### Problem details
Show all lines from the listing below that contain "użytkowania".

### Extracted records
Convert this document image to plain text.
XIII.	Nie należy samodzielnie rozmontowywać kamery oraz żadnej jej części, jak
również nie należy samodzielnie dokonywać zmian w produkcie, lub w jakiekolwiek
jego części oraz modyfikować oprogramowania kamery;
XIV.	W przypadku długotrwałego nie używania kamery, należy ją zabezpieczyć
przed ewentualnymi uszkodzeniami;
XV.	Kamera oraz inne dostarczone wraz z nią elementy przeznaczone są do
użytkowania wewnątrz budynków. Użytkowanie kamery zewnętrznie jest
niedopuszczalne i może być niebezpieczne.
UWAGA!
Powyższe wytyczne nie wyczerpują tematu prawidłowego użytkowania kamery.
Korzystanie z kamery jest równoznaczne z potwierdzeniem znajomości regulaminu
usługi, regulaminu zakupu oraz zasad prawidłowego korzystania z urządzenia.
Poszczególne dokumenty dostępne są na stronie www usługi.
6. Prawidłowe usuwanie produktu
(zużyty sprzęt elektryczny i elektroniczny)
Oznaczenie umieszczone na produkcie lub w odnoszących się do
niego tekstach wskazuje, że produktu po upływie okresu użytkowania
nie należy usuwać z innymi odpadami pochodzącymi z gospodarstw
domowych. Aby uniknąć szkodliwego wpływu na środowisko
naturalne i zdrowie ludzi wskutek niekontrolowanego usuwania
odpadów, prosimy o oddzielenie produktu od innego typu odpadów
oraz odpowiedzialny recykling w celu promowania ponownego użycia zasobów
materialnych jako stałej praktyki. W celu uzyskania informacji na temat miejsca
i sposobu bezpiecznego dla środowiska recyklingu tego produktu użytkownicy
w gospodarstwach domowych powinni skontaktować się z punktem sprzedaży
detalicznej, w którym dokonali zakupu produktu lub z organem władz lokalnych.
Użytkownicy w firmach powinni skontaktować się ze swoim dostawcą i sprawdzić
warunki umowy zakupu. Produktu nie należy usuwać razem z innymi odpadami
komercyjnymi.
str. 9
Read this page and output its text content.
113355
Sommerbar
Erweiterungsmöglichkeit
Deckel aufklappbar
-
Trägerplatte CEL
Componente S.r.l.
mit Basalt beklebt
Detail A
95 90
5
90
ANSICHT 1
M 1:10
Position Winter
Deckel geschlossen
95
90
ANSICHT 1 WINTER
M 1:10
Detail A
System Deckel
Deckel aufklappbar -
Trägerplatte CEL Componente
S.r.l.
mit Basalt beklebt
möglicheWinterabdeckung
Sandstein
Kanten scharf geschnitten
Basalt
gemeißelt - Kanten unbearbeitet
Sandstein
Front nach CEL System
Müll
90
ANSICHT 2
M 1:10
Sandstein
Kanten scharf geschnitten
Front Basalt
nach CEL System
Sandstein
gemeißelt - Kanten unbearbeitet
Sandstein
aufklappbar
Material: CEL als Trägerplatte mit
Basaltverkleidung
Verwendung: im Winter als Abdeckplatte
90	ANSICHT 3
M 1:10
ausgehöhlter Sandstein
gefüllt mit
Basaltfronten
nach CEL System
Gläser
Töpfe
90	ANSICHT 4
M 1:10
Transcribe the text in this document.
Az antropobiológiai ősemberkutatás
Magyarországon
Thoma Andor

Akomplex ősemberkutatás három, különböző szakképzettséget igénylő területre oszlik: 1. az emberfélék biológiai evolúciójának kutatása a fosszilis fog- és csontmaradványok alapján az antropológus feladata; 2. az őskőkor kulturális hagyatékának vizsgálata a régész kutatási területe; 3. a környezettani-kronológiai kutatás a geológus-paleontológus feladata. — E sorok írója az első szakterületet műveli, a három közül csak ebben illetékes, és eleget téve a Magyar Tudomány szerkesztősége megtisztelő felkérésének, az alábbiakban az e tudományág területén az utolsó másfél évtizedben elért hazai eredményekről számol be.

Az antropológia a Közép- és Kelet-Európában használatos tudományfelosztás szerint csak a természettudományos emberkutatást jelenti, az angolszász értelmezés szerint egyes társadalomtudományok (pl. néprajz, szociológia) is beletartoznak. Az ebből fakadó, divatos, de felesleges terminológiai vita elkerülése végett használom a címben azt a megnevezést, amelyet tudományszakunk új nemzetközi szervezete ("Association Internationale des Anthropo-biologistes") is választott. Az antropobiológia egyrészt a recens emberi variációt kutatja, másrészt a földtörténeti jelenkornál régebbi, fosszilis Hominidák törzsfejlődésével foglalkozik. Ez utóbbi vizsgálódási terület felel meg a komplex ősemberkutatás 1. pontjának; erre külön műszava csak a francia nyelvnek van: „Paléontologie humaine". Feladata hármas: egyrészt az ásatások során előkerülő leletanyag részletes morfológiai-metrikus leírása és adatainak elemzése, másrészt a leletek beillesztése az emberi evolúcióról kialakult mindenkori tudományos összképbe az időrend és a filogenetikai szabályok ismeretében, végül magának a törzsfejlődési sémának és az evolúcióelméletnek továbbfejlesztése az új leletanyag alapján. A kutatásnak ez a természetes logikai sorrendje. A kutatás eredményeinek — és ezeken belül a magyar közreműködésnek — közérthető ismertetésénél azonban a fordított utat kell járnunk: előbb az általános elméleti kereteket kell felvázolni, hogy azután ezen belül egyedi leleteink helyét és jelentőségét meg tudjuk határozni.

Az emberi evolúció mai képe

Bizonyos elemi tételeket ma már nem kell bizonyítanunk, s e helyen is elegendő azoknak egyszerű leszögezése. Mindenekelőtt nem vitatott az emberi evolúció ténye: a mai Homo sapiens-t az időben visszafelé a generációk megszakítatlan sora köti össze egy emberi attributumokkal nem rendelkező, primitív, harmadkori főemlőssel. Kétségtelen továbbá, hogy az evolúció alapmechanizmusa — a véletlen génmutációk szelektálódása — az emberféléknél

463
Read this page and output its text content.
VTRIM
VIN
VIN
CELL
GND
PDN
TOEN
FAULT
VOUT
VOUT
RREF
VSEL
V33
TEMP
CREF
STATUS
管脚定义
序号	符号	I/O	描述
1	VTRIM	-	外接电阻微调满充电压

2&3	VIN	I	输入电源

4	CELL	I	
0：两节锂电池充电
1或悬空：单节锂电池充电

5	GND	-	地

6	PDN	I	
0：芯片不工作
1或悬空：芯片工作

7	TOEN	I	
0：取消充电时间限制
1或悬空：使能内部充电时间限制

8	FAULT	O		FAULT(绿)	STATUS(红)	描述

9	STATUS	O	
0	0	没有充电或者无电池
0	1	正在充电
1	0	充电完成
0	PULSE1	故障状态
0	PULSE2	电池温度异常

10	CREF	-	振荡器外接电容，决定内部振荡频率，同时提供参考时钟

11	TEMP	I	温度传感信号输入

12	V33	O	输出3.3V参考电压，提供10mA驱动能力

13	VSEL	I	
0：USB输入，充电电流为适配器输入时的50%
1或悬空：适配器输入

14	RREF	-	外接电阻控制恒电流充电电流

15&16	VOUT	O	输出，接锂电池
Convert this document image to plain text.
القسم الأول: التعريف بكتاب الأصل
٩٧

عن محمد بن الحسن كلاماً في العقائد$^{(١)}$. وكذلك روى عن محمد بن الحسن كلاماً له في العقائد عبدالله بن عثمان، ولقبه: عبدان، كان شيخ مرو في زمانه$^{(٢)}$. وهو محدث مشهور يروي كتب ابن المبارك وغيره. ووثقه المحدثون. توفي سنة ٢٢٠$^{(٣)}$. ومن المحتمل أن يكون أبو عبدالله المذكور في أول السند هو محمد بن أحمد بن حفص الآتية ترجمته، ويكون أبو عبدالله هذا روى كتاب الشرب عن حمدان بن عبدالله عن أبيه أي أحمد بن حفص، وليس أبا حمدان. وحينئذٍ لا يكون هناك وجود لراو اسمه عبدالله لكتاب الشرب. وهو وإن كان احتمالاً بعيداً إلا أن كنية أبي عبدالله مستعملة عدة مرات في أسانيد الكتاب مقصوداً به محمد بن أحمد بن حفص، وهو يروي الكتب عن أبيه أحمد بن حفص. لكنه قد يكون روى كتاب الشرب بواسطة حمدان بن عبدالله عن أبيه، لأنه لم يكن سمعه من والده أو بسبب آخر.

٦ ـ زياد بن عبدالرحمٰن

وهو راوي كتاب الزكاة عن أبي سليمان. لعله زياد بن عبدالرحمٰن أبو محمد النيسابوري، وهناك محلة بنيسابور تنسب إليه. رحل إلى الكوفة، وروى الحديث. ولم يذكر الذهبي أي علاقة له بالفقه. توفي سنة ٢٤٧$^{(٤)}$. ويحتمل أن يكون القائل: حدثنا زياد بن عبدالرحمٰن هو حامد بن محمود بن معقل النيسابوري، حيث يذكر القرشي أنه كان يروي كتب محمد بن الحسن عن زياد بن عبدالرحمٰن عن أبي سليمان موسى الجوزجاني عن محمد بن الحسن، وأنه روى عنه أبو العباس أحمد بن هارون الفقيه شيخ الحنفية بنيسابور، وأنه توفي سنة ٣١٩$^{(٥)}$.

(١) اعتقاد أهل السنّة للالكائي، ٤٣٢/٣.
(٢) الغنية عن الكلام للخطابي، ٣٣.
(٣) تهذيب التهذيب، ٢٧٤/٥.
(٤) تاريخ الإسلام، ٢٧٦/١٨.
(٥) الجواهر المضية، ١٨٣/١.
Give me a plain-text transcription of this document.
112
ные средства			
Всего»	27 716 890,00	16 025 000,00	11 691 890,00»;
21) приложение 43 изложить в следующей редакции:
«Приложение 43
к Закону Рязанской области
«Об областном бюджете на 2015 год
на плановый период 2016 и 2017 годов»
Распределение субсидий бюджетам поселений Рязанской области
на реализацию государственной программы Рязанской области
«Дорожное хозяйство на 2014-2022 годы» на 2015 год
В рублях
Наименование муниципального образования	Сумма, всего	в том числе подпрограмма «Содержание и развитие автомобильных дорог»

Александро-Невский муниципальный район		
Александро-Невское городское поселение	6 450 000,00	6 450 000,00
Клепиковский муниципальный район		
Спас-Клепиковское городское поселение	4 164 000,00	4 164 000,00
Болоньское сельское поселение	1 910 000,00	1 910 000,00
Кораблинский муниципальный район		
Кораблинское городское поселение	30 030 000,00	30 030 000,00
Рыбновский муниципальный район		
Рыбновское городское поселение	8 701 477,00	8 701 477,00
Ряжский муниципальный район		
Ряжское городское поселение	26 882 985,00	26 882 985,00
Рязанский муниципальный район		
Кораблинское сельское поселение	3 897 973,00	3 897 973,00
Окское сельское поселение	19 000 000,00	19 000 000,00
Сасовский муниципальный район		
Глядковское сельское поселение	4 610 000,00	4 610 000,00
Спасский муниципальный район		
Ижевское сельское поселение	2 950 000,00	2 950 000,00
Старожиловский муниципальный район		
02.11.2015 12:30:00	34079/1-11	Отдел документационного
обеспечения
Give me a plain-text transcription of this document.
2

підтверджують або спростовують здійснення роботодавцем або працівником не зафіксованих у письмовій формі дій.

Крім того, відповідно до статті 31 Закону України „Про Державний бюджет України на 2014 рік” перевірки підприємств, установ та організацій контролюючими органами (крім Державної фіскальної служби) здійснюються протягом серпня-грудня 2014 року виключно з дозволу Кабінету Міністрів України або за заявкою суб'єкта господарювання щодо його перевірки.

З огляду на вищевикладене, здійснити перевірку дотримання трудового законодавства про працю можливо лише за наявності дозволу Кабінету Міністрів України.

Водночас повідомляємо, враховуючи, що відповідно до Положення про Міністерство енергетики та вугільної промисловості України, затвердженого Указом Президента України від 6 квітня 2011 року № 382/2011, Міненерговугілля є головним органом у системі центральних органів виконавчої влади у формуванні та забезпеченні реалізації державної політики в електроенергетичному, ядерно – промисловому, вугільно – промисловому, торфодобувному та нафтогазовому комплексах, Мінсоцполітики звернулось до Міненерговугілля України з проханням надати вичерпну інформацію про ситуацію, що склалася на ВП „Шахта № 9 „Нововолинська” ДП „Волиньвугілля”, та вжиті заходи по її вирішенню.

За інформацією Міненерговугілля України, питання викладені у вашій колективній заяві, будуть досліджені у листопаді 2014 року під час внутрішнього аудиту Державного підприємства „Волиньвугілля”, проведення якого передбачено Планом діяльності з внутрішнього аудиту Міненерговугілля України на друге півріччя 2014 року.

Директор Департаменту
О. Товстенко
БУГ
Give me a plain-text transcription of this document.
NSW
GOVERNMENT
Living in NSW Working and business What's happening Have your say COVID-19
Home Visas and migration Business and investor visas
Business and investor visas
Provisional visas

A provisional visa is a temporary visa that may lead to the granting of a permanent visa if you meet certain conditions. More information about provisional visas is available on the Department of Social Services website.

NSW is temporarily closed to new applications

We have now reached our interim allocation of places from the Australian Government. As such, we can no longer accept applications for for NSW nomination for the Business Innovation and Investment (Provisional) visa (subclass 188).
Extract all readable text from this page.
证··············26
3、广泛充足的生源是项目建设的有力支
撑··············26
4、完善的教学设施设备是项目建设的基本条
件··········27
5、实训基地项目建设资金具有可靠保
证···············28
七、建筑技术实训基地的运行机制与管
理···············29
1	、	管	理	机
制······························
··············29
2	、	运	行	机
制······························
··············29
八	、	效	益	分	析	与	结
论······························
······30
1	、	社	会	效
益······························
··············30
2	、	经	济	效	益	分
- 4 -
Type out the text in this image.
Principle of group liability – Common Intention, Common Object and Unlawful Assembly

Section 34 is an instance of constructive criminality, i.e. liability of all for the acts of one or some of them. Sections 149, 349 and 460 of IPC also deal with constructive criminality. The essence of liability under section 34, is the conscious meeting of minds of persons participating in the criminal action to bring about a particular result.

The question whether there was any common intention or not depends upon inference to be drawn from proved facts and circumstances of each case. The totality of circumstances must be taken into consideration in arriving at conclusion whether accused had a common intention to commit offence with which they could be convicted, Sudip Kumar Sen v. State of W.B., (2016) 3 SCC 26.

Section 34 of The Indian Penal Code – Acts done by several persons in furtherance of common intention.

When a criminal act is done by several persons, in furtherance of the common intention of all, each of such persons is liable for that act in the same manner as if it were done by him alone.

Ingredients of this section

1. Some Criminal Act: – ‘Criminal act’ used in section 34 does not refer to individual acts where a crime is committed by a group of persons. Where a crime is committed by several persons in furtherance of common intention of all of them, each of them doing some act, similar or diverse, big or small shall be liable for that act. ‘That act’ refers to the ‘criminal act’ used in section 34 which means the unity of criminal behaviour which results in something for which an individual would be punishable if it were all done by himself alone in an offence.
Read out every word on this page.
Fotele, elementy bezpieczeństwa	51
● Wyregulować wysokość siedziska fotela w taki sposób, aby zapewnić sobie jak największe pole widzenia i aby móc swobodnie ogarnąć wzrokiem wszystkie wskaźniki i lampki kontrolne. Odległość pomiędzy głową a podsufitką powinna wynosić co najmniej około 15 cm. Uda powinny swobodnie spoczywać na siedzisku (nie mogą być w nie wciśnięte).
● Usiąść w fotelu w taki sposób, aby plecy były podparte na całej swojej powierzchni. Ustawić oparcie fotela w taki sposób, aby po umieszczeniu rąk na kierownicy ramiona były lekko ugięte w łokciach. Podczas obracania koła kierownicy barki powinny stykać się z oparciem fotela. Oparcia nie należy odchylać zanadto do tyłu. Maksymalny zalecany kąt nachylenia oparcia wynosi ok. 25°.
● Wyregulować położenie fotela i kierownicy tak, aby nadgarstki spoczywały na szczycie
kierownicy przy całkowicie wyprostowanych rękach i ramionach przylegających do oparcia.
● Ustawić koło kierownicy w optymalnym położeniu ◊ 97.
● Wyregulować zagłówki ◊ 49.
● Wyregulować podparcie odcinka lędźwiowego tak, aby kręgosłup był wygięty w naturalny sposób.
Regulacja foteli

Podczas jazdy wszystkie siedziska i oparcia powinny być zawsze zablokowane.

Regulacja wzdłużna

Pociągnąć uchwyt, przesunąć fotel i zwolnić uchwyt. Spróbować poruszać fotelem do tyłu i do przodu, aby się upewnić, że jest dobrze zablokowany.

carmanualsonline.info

### Result of this exercise
użytkowania wewnątrz budynków. Użytkowanie kamery zewnętrznie jest
Powyższe wytyczne nie wyczerpują tematu prawidłowego użytkowania kamery.
niego tekstach wskazuje, że produktu po upływie okresu użytkowania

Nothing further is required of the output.